- _Figure dataset records_:
================================

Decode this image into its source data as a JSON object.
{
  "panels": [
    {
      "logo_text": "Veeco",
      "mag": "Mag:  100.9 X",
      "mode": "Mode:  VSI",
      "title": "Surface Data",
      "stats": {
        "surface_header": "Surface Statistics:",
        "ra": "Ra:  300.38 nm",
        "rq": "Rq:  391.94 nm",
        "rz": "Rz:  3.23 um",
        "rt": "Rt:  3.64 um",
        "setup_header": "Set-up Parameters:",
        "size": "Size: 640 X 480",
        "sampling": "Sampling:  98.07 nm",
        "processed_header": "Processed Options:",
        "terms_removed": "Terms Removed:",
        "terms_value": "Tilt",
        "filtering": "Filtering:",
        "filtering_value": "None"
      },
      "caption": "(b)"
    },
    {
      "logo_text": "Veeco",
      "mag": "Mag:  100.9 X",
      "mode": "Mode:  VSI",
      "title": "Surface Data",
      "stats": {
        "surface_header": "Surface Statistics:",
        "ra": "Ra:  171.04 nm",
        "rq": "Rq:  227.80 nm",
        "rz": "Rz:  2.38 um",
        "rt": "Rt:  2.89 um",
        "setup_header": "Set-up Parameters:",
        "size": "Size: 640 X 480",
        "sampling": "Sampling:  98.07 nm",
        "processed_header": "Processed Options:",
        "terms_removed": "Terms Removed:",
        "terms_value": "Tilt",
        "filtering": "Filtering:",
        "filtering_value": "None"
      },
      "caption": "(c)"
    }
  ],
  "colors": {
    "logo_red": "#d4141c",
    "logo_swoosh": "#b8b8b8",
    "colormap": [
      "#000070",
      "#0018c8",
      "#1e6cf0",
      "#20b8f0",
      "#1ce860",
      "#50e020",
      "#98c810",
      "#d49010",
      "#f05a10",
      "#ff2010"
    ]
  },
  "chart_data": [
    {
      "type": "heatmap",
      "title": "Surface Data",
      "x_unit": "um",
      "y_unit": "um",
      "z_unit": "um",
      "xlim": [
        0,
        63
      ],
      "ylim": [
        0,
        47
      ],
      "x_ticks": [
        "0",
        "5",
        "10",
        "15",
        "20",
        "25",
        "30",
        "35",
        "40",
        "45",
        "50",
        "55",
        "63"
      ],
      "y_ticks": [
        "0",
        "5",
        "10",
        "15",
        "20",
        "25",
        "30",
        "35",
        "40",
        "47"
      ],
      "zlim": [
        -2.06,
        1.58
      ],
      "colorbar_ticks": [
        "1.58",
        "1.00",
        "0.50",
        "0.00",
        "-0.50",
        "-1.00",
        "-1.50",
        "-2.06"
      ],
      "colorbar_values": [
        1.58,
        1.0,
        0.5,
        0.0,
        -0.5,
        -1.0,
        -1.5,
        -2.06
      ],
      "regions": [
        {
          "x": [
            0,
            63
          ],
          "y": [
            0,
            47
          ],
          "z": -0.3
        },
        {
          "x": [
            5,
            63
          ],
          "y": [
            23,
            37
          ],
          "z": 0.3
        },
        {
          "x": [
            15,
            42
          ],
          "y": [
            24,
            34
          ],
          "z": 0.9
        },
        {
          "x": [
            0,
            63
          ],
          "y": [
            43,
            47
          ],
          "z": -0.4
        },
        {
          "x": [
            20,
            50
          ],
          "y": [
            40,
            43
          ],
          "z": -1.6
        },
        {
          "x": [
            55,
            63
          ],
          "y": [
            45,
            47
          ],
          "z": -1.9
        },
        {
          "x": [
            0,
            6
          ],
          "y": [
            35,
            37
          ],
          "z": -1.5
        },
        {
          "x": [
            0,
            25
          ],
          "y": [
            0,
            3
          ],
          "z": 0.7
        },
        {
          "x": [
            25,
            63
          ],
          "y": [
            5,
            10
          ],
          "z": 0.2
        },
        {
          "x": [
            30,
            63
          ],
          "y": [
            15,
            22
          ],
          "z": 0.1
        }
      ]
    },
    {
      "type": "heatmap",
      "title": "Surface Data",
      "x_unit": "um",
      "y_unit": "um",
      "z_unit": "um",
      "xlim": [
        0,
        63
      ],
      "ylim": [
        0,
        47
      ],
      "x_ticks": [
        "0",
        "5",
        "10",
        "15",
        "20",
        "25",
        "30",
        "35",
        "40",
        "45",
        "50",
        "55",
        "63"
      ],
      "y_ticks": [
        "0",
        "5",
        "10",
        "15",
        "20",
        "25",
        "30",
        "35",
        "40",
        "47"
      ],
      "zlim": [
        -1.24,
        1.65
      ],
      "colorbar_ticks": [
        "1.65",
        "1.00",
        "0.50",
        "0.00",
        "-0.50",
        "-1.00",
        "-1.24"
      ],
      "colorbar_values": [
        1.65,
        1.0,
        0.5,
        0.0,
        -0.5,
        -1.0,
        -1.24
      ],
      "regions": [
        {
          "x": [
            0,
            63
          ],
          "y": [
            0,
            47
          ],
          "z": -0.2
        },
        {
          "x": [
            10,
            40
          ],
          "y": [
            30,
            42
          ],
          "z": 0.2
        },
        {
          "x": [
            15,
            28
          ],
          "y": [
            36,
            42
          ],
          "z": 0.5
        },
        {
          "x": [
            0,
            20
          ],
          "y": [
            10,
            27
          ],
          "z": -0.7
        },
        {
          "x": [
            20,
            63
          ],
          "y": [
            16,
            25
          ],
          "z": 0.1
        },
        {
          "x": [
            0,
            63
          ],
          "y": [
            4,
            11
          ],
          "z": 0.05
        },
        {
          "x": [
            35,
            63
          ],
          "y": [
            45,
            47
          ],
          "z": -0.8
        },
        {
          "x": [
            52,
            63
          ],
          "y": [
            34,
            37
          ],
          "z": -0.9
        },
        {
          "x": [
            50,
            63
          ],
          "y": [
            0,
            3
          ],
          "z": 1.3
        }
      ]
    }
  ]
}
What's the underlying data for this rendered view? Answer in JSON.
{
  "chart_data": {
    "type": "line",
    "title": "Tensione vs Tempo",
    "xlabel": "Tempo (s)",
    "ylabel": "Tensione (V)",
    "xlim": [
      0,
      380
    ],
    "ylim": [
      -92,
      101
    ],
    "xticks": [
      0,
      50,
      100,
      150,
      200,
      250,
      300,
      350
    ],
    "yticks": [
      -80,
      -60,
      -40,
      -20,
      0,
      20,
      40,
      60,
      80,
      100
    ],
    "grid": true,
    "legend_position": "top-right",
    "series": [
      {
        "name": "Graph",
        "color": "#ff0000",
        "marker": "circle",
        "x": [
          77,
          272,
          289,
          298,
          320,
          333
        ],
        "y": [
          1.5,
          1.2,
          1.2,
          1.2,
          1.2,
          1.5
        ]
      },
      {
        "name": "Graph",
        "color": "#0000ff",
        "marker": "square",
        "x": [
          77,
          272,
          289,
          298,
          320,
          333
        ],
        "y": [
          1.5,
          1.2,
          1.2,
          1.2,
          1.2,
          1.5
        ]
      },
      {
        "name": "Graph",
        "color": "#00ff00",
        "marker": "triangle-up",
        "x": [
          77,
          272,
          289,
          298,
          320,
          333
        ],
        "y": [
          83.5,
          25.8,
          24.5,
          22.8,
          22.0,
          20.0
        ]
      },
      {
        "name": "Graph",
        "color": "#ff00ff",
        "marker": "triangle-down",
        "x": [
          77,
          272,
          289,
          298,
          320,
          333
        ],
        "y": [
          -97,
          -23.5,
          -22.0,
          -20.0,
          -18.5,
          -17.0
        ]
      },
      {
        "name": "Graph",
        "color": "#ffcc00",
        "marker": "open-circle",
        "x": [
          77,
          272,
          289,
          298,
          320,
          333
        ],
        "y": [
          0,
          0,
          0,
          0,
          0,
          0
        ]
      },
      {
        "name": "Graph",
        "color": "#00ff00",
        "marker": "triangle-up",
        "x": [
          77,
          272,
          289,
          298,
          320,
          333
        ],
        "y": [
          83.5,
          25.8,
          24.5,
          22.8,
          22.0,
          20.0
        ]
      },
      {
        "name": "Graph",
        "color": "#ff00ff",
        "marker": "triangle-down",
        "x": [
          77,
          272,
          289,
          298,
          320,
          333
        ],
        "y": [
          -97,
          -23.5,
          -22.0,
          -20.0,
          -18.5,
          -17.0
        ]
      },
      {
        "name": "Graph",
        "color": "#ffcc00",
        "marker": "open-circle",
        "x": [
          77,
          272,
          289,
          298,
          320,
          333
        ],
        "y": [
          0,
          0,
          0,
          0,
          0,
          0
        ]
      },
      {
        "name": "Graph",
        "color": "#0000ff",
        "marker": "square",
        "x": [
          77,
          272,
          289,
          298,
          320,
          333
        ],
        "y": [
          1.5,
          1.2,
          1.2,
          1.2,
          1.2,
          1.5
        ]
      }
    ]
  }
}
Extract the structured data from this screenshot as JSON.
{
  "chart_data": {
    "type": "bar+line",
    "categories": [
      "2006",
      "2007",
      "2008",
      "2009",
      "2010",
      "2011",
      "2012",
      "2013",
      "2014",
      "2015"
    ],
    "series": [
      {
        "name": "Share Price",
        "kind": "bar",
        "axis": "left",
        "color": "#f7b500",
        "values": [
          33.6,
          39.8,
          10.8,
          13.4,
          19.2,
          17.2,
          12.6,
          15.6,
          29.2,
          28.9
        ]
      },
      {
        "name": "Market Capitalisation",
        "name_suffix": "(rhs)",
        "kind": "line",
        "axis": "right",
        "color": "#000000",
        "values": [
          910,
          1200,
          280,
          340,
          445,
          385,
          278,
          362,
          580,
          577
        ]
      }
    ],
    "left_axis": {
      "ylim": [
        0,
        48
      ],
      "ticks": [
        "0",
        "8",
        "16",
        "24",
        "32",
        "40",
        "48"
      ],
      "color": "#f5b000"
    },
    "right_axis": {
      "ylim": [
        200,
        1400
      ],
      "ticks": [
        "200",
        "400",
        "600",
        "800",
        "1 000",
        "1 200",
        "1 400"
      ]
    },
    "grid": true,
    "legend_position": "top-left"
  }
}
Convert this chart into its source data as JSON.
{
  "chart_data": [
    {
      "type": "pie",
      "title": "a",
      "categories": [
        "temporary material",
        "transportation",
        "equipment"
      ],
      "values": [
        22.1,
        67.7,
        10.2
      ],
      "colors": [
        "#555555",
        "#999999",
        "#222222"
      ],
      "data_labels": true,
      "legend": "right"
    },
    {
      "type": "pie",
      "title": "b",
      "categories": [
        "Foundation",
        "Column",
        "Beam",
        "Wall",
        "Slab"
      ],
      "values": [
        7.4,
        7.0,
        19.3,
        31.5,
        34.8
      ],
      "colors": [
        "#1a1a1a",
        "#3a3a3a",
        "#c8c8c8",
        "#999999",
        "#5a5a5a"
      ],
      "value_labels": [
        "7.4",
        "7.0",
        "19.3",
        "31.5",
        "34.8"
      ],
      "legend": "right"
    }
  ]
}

================================

- _DO THIS_: Locate the line that contains "Convert this chart". Repeat it and every line after it, up to and including the final line, exactly.

- _FULL ANSWER_:
Convert this chart into its source data as JSON.
{
  "chart_data": [
    {
      "type": "pie",
      "title": "a",
      "categories": [
        "temporary material",
        "transportation",
        "equipment"
      ],
      "values": [
        22.1,
        67.7,
        10.2
      ],
      "colors": [
        "#555555",
        "#999999",
        "#222222"
      ],
      "data_labels": true,
      "legend": "right"
    },
    {
      "type": "pie",
      "title": "b",
      "categories": [
        "Foundation",
        "Column",
        "Beam",
        "Wall",
        "Slab"
      ],
      "values": [
        7.4,
        7.0,
        19.3,
        31.5,
        34.8
      ],
      "colors": [
        "#1a1a1a",
        "#3a3a3a",
        "#c8c8c8",
        "#999999",
        "#5a5a5a"
      ],
      "value_labels": [
        "7.4",
        "7.0",
        "19.3",
        "31.5",
        "34.8"
      ],
      "legend": "right"
    }
  ]
}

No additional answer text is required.